==== 原文の抜粋

説明

走行装置及びその制御方法

【課題】 簡単な手段で加速、減速、若しくは旋回走行時にも安定な車両の制御を行う。
【解決手段】 ロータ角度検出部を有する右車輪駆動モータ17、左車輪駆動モータ18はそれぞれ駆動回路19、20を介して演算装置21に接続される。またバッテリー16からの電力が演算装置21及び駆動回路19、20に供給されると共に、駆動回路19、20への電力供給路には非常停止スイッチ25が設けられる。さらに、演算装置21には搬送装置の姿勢状態(ジャイロによる角速度検出軸ピッチ、ヨー、ロール、加速度センサーによる加速度検出軸X、Y、Z)を検出する姿勢検出センサーユニット22、ハンドル角度検出センサー23、旋回操作レバー24が接続される。そしてこれらの信号から、演算装置21は所定の走行状態を維持するための信号を算出して駆動回路19、20に出力し、右車輪駆動モータ17、左車輪駆動モータ18を介して車輪を駆動する。

【発明の詳細な説明】
【技術分野】
【0001】
本発明は、例えば同一軸心線上に配置された2個の車輪を備えた同軸二輪車に適用して好適な走行装置及びその制御方法に関する。詳しくは、車体に掛かる加減速度及び/または遠心力を求めて、走行装置の制御が良好に行われるようにしたものである。

========
==== 提供された一覧

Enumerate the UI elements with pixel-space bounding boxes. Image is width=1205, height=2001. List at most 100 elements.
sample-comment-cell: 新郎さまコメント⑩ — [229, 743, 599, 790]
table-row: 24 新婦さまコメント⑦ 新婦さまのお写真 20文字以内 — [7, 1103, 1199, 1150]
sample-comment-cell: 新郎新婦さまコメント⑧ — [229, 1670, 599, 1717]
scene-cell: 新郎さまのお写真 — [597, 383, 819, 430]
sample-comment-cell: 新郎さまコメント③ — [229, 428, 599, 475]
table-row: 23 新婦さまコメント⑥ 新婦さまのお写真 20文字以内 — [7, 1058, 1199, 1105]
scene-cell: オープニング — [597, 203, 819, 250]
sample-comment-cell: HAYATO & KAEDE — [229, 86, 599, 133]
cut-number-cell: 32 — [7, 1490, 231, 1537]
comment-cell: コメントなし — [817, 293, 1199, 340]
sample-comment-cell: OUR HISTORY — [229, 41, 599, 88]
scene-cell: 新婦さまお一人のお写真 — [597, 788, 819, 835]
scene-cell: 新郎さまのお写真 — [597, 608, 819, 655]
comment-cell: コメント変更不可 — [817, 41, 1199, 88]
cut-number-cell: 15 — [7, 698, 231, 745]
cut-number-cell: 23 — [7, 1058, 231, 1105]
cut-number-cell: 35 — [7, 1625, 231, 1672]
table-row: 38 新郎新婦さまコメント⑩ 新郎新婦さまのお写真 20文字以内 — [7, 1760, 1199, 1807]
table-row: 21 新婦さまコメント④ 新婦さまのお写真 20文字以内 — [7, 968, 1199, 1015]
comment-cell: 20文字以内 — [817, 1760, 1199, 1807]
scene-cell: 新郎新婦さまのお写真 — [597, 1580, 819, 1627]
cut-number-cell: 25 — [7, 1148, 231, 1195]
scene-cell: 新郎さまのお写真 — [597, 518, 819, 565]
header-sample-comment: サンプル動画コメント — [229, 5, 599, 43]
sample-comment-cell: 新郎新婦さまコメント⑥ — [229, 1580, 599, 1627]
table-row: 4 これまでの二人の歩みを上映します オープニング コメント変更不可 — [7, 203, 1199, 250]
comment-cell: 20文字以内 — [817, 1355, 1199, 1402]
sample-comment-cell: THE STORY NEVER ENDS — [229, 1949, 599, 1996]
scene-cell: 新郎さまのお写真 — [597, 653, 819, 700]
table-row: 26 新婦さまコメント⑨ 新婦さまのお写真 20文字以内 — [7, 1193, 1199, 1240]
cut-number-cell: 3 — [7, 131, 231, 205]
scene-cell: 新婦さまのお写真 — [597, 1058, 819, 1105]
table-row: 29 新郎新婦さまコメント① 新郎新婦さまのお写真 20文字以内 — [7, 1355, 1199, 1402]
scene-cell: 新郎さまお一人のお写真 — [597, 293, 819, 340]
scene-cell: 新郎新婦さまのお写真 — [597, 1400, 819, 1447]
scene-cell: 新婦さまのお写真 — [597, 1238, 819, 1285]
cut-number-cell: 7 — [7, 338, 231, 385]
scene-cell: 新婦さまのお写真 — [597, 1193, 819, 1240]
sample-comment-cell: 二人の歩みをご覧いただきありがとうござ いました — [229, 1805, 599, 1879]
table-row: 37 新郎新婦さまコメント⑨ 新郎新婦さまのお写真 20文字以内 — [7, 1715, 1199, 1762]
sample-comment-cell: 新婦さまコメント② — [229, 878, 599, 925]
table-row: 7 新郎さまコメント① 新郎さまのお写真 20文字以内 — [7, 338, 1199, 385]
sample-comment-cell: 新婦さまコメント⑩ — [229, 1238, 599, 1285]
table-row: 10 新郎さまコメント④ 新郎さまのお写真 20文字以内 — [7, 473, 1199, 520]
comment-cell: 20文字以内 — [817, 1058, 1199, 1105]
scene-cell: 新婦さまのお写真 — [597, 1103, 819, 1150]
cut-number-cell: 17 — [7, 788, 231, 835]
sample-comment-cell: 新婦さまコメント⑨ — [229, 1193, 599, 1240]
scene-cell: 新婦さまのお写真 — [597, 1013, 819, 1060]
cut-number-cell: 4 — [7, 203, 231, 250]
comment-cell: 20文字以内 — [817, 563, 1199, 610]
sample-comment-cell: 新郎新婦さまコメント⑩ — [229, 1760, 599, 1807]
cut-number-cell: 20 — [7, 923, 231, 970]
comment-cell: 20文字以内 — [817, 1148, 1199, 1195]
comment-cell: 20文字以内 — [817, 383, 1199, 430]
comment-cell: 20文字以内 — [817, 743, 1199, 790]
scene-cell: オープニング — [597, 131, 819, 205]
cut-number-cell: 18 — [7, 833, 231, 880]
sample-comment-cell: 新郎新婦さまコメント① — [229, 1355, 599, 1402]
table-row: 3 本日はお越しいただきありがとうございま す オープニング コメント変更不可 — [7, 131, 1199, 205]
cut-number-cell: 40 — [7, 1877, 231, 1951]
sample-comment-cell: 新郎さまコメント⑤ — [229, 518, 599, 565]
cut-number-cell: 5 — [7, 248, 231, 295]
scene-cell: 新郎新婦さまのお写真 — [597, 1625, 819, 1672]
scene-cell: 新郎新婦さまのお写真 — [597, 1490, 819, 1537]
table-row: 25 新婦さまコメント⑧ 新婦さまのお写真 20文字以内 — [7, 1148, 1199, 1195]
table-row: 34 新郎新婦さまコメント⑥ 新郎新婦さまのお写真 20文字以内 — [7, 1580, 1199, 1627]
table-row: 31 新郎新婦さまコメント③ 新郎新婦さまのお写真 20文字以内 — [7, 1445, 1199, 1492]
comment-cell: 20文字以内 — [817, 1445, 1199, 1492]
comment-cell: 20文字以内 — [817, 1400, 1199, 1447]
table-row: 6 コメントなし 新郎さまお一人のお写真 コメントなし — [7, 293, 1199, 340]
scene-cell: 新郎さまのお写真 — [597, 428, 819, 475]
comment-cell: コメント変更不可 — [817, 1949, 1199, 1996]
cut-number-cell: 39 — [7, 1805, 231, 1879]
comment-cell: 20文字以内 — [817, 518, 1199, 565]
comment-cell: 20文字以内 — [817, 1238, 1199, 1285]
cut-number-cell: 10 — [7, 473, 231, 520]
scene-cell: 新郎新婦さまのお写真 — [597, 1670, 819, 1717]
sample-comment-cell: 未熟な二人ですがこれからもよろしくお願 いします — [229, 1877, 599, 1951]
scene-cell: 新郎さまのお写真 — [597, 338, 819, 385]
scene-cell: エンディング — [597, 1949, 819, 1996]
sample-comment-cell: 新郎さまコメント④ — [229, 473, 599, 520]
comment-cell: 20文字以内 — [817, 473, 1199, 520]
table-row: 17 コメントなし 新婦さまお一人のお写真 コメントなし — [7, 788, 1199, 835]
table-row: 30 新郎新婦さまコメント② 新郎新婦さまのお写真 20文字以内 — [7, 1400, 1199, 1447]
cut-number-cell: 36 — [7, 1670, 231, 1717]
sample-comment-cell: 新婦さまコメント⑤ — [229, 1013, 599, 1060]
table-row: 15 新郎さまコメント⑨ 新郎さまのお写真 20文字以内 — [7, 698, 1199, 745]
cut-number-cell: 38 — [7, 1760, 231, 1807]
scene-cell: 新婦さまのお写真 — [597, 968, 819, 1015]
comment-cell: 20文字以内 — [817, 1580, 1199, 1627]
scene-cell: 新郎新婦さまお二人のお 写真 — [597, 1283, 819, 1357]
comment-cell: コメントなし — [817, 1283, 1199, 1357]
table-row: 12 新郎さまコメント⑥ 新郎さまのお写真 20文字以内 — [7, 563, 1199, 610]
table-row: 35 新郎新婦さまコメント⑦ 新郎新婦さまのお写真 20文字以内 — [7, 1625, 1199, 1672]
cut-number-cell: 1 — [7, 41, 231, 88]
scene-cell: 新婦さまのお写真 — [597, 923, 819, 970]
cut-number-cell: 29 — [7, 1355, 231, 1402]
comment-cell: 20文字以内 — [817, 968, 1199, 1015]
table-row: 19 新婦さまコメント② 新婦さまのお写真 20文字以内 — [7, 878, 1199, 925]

========

課題の内容 -> 走行装置の文書を引き継ぎ、最後の文の後から続けて書いてください。 一覧は走行装置の文書とは関係がありません。

この課題の解答 ->
【背景技術】
【0002】
例えば人間を搭乗させて二輪で走行する乗り物が提案されている(例えば、特許文献1参照。)。
【0003】
【特許文献1】米国特許第6288505号明細書
【発明の開示】
【発明が解決しようとする課題】
【0004】
例えば、人間を搭乗させて二輪で走行する乗り物としては、上記の特許文献1に記載のような装置が提案されている。このような装置において、車両を前進、後退若しくは旋回走行させようとする場合には、車両の全体を前進、後退若しくは旋回走行しようとする方向に傾けて、その傾きをセンサーによって検出し、その検出値に基づいて車両が前進、後退若しくは旋回走行するように制御が行われる。
【0005】
ところが、上述の車両の傾斜角度を、例えば多軸加速度センサーを用いて計測している場合に、加速度センサーを搭載した車両が走行することによって生じる車両自身の加速、減速、若しくは旋回による遠心力のために、正しい傾斜角度が計測できなくなってしまう恐れがある。従って従来の技術では、静止しているとき、若しくは等速度で直進しているときしか正しい角度を計測できないものであった。
【0006】
また、加速度の影響を受けない他の種類のセンサー(例えばジャイロセンサー)を併用する方法も考えられるが、例えばジャイロセンサーでは、ジャイロのドリフトや積分誤差の蓄積などで静止しているときの正しい角度を計測できないため、加速度センサーから求められた傾斜角度とジャイロセンサーの出力を積分した角度とをフィルター処理などで合成することが行われるものであり、このような処理では充分な精度で計測を行うことができない。
【0007】
この出願はこのような点に鑑みて成されたものであって、解決しようとする問題点は、従来の技術では、車両自身の加速、減速、若しくは旋回による遠心力のために、正しい傾斜角度が計測できなくなってしまう恐れがあるというものである。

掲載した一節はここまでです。